- AIM -
Word for word, transcribe the lines below and drop the pictures.

##########

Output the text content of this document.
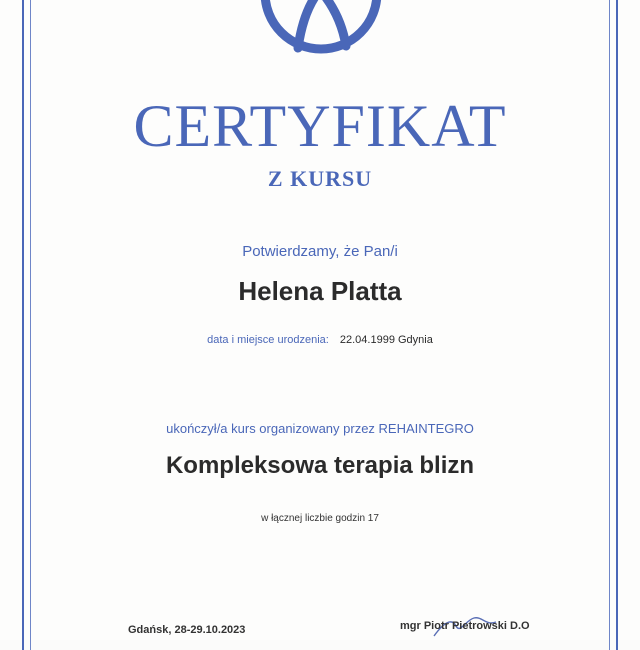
CERTYFIKAT
Z KURSU
Potwierdzamy, że Pan/i
Helena Platta
data i miejsce urodzenia: 22.04.1999 Gdynia
ukończył/a kurs organizowany przez REHAINTEGRO
Kompleksowa terapia blizn
w łącznej liczbie godzin 17
Gdańsk, 28-29.10.2023	mgr Piotr Pietrowski D.O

##########

- RESULT -
Output the text content of this document.
CERTYFIKAT
Z KURSU
Potwierdzamy, że Pan/i
Helena Platta
data i miejsce urodzenia: 22.04.1999 Gdynia
ukończył/a kurs organizowany przez REHAINTEGRO
Kompleksowa terapia blizn
w łącznej liczbie godzin 17
Gdańsk, 28-29.10.2023	mgr Piotr Pietrowski D.O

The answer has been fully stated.